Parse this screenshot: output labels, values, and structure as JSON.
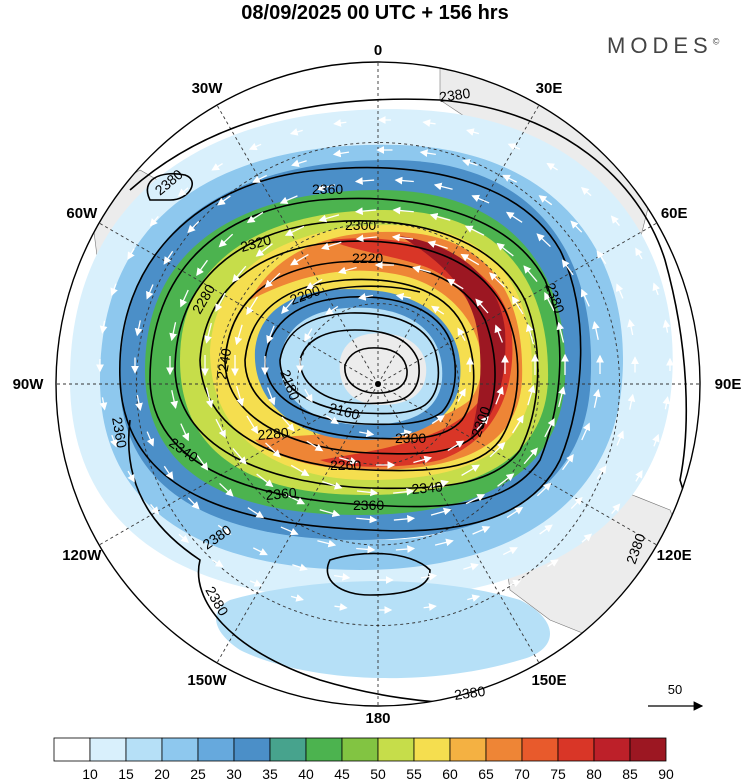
{
  "title": "08/09/2025  00 UTC  + 156 hrs",
  "brand": "MODES",
  "brand_mark": "©",
  "longitude_labels": [
    {
      "text": "0",
      "lon": 0
    },
    {
      "text": "30E",
      "lon": 30
    },
    {
      "text": "60E",
      "lon": 60
    },
    {
      "text": "90E",
      "lon": 90
    },
    {
      "text": "120E",
      "lon": 120
    },
    {
      "text": "150E",
      "lon": 150
    },
    {
      "text": "180",
      "lon": 180
    },
    {
      "text": "150W",
      "lon": -150
    },
    {
      "text": "120W",
      "lon": -120
    },
    {
      "text": "90W",
      "lon": -90
    },
    {
      "text": "60W",
      "lon": -60
    },
    {
      "text": "30W",
      "lon": -30
    }
  ],
  "height_contour_labels": [
    "2380",
    "2360",
    "2340",
    "2320",
    "2300",
    "2280",
    "2260",
    "2240",
    "2220",
    "2200",
    "2180",
    "2160"
  ],
  "reference_vector": {
    "label": "50"
  },
  "colorbar": {
    "colors": [
      "#ffffff",
      "#d9f0fc",
      "#b6e0f7",
      "#8ec8ee",
      "#66a9dd",
      "#4b8fc8",
      "#47a38d",
      "#4cb34f",
      "#82c442",
      "#c6dd4a",
      "#f5de4f",
      "#f4b142",
      "#ee8536",
      "#e85a2c",
      "#d93627",
      "#bd2029",
      "#9c1722"
    ],
    "labels": [
      "10",
      "15",
      "20",
      "25",
      "30",
      "35",
      "40",
      "45",
      "50",
      "55",
      "60",
      "65",
      "70",
      "75",
      "80",
      "85",
      "90"
    ]
  },
  "map_style": {
    "land": "#ececec",
    "grid": "#333333",
    "contour": "#000000",
    "arrow": "#ffffff"
  }
}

PROBLEM DESCRIPTION. From the entries above, output every line exactly and omit any image.

THE REPLY.
Parse this screenshot: output labels, values, and structure as JSON.
{
  "title": "08/09/2025  00 UTC  + 156 hrs",
  "brand": "MODES",
  "brand_mark": "©",
  "longitude_labels": [
    {
      "text": "0",
      "lon": 0
    },
    {
      "text": "30E",
      "lon": 30
    },
    {
      "text": "60E",
      "lon": 60
    },
    {
      "text": "90E",
      "lon": 90
    },
    {
      "text": "120E",
      "lon": 120
    },
    {
      "text": "150E",
      "lon": 150
    },
    {
      "text": "180",
      "lon": 180
    },
    {
      "text": "150W",
      "lon": -150
    },
    {
      "text": "120W",
      "lon": -120
    },
    {
      "text": "90W",
      "lon": -90
    },
    {
      "text": "60W",
      "lon": -60
    },
    {
      "text": "30W",
      "lon": -30
    }
  ],
  "height_contour_labels": [
    "2380",
    "2360",
    "2340",
    "2320",
    "2300",
    "2280",
    "2260",
    "2240",
    "2220",
    "2200",
    "2180",
    "2160"
  ],
  "reference_vector": {
    "label": "50"
  },
  "colorbar": {
    "colors": [
      "#ffffff",
      "#d9f0fc",
      "#b6e0f7",
      "#8ec8ee",
      "#66a9dd",
      "#4b8fc8",
      "#47a38d",
      "#4cb34f",
      "#82c442",
      "#c6dd4a",
      "#f5de4f",
      "#f4b142",
      "#ee8536",
      "#e85a2c",
      "#d93627",
      "#bd2029",
      "#9c1722"
    ],
    "labels": [
      "10",
      "15",
      "20",
      "25",
      "30",
      "35",
      "40",
      "45",
      "50",
      "55",
      "60",
      "65",
      "70",
      "75",
      "80",
      "85",
      "90"
    ]
  },
  "map_style": {
    "land": "#ececec",
    "grid": "#333333",
    "contour": "#000000",
    "arrow": "#ffffff"
  }
}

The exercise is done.